Write out the complete material exactly as it stands.

##### Records to use

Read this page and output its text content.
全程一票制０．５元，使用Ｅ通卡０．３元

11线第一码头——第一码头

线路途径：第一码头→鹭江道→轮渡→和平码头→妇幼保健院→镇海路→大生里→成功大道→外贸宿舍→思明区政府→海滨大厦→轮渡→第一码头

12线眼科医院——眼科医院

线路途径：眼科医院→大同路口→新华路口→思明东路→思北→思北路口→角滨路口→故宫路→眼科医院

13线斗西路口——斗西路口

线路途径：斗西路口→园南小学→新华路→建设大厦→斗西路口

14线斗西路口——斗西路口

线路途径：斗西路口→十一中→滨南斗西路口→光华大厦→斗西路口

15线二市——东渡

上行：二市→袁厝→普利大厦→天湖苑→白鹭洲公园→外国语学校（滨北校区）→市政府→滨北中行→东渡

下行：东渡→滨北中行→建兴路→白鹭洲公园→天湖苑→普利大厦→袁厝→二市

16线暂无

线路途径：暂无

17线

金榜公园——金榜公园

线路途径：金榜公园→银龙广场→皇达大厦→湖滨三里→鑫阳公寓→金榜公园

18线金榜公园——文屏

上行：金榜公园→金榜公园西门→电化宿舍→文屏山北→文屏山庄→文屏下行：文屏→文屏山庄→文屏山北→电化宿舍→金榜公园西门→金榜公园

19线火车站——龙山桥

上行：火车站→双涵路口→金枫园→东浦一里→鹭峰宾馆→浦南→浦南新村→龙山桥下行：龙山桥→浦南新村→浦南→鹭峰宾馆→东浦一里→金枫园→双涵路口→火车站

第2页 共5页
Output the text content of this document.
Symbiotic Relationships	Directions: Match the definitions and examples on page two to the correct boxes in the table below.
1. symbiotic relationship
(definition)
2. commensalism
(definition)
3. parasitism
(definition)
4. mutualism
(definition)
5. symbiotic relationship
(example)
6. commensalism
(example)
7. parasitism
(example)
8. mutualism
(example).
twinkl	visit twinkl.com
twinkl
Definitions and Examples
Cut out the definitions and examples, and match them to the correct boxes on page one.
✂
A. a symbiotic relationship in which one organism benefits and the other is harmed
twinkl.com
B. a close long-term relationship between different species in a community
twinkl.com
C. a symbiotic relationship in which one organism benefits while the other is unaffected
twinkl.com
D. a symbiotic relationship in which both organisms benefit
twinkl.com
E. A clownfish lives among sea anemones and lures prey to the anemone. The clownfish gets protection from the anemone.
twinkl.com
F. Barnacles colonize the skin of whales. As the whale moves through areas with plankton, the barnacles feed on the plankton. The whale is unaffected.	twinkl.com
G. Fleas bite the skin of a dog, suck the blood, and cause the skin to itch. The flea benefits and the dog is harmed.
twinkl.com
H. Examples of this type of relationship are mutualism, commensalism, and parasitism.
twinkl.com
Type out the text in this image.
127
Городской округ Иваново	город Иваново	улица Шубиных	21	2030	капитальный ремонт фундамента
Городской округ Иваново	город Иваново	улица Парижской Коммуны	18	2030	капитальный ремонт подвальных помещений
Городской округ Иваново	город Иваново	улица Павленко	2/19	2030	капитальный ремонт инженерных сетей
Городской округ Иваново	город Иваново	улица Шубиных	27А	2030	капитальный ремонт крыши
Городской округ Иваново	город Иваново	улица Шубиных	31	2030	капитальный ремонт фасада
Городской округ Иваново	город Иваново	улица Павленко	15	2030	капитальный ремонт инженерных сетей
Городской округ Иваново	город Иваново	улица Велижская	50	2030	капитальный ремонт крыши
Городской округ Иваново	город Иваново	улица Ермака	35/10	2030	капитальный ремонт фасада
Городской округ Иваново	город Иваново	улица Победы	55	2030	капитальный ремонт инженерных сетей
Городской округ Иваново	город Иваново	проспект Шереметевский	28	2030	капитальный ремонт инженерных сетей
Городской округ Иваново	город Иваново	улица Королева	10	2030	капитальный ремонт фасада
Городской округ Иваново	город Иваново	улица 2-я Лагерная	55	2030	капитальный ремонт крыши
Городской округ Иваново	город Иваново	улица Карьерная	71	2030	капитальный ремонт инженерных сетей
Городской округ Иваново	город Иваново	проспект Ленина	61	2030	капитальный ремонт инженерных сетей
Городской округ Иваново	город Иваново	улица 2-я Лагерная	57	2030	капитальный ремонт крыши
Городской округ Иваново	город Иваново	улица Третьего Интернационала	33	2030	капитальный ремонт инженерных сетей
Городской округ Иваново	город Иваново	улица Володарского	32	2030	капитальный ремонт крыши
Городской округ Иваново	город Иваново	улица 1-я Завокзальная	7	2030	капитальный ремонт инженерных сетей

##########

Worked answer
Read this page and output its text content.
全程一票制０．５元，使用Ｅ通卡０．３元

11线第一码头——第一码头

线路途径：第一码头→鹭江道→轮渡→和平码头→妇幼保健院→镇海路→大生里→成功大道→外贸宿舍→思明区政府→海滨大厦→轮渡→第一码头

12线眼科医院——眼科医院

线路途径：眼科医院→大同路口→新华路口→思明东路→思北→思北路口→角滨路口→故宫路→眼科医院

13线斗西路口——斗西路口

线路途径：斗西路口→园南小学→新华路→建设大厦→斗西路口

14线斗西路口——斗西路口

线路途径：斗西路口→十一中→滨南斗西路口→光华大厦→斗西路口

15线二市——东渡

上行：二市→袁厝→普利大厦→天湖苑→白鹭洲公园→外国语学校（滨北校区）→市政府→滨北中行→东渡

下行：东渡→滨北中行→建兴路→白鹭洲公园→天湖苑→普利大厦→袁厝→二市

16线暂无

线路途径：暂无

17线

金榜公园——金榜公园

线路途径：金榜公园→银龙广场→皇达大厦→湖滨三里→鑫阳公寓→金榜公园

18线金榜公园——文屏

上行：金榜公园→金榜公园西门→电化宿舍→文屏山北→文屏山庄→文屏下行：文屏→文屏山庄→文屏山北→电化宿舍→金榜公园西门→金榜公园

19线火车站——龙山桥

上行：火车站→双涵路口→金枫园→东浦一里→鹭峰宾馆→浦南→浦南新村→龙山桥下行：龙山桥→浦南新村→浦南→鹭峰宾馆→东浦一里→金枫园→双涵路口→火车站

第2页 共5页
Output the text content of this document.
Symbiotic Relationships	Directions: Match the definitions and examples on page two to the correct boxes in the table below.
1. symbiotic relationship
(definition)
2. commensalism
(definition)
3. parasitism
(definition)
4. mutualism
(definition)
5. symbiotic relationship
(example)
6. commensalism
(example)
7. parasitism
(example)
8. mutualism
(example).
twinkl	visit twinkl.com
twinkl
Definitions and Examples
Cut out the definitions and examples, and match them to the correct boxes on page one.
✂
A. a symbiotic relationship in which one organism benefits and the other is harmed
twinkl.com
B. a close long-term relationship between different species in a community
twinkl.com
C. a symbiotic relationship in which one organism benefits while the other is unaffected
twinkl.com
D. a symbiotic relationship in which both organisms benefit
twinkl.com
E. A clownfish lives among sea anemones and lures prey to the anemone. The clownfish gets protection from the anemone.
twinkl.com
F. Barnacles colonize the skin of whales. As the whale moves through areas with plankton, the barnacles feed on the plankton. The whale is unaffected.	twinkl.com
G. Fleas bite the skin of a dog, suck the blood, and cause the skin to itch. The flea benefits and the dog is harmed.
twinkl.com
H. Examples of this type of relationship are mutualism, commensalism, and parasitism.
twinkl.com
Type out the text in this image.
127
Городской округ Иваново	город Иваново	улица Шубиных	21	2030	капитальный ремонт фундамента
Городской округ Иваново	город Иваново	улица Парижской Коммуны	18	2030	капитальный ремонт подвальных помещений
Городской округ Иваново	город Иваново	улица Павленко	2/19	2030	капитальный ремонт инженерных сетей
Городской округ Иваново	город Иваново	улица Шубиных	27А	2030	капитальный ремонт крыши
Городской округ Иваново	город Иваново	улица Шубиных	31	2030	капитальный ремонт фасада
Городской округ Иваново	город Иваново	улица Павленко	15	2030	капитальный ремонт инженерных сетей
Городской округ Иваново	город Иваново	улица Велижская	50	2030	капитальный ремонт крыши
Городской округ Иваново	город Иваново	улица Ермака	35/10	2030	капитальный ремонт фасада
Городской округ Иваново	город Иваново	улица Победы	55	2030	капитальный ремонт инженерных сетей
Городской округ Иваново	город Иваново	проспект Шереметевский	28	2030	капитальный ремонт инженерных сетей
Городской округ Иваново	город Иваново	улица Королева	10	2030	капитальный ремонт фасада
Городской округ Иваново	город Иваново	улица 2-я Лагерная	55	2030	капитальный ремонт крыши
Городской округ Иваново	город Иваново	улица Карьерная	71	2030	капитальный ремонт инженерных сетей
Городской округ Иваново	город Иваново	проспект Ленина	61	2030	капитальный ремонт инженерных сетей
Городской округ Иваново	город Иваново	улица 2-я Лагерная	57	2030	капитальный ремонт крыши
Городской округ Иваново	город Иваново	улица Третьего Интернационала	33	2030	капитальный ремонт инженерных сетей
Городской округ Иваново	город Иваново	улица Володарского	32	2030	капитальный ремонт крыши
Городской округ Иваново	город Иваново	улица 1-я Завокзальная	7	2030	капитальный ремонт инженерных сетей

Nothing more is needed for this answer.